__Record extracts__

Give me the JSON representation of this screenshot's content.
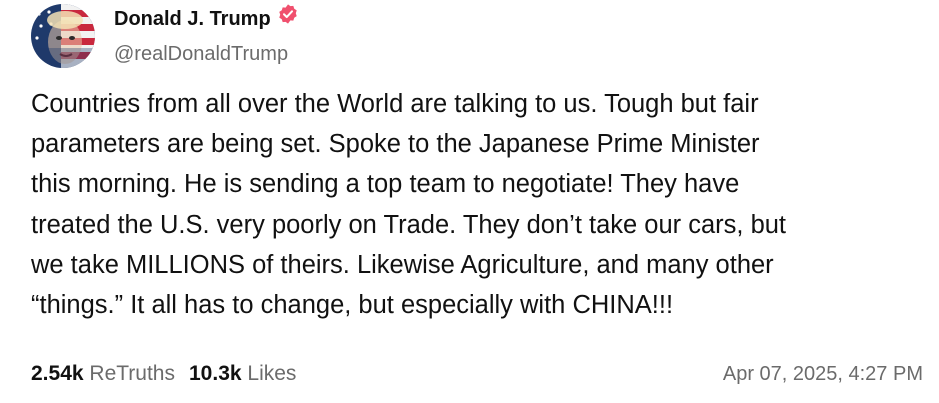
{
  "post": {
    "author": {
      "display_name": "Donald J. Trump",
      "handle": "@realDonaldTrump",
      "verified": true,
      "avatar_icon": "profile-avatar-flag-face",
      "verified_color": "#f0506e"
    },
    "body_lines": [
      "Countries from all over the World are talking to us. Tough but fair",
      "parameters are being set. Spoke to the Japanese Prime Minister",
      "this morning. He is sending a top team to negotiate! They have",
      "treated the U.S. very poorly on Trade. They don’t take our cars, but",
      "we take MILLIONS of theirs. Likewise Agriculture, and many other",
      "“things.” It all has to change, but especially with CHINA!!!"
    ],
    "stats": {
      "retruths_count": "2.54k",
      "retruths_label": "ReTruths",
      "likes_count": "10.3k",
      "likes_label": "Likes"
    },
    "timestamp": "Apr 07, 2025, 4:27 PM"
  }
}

__The task__
Repeat the lines above exactly, and keep every picture out.

__Written answer__
Give me the JSON representation of this screenshot's content.
{
  "post": {
    "author": {
      "display_name": "Donald J. Trump",
      "handle": "@realDonaldTrump",
      "verified": true,
      "avatar_icon": "profile-avatar-flag-face",
      "verified_color": "#f0506e"
    },
    "body_lines": [
      "Countries from all over the World are talking to us. Tough but fair",
      "parameters are being set. Spoke to the Japanese Prime Minister",
      "this morning. He is sending a top team to negotiate! They have",
      "treated the U.S. very poorly on Trade. They don’t take our cars, but",
      "we take MILLIONS of theirs. Likewise Agriculture, and many other",
      "“things.” It all has to change, but especially with CHINA!!!"
    ],
    "stats": {
      "retruths_count": "2.54k",
      "retruths_label": "ReTruths",
      "likes_count": "10.3k",
      "likes_label": "Likes"
    },
    "timestamp": "Apr 07, 2025, 4:27 PM"
  }
}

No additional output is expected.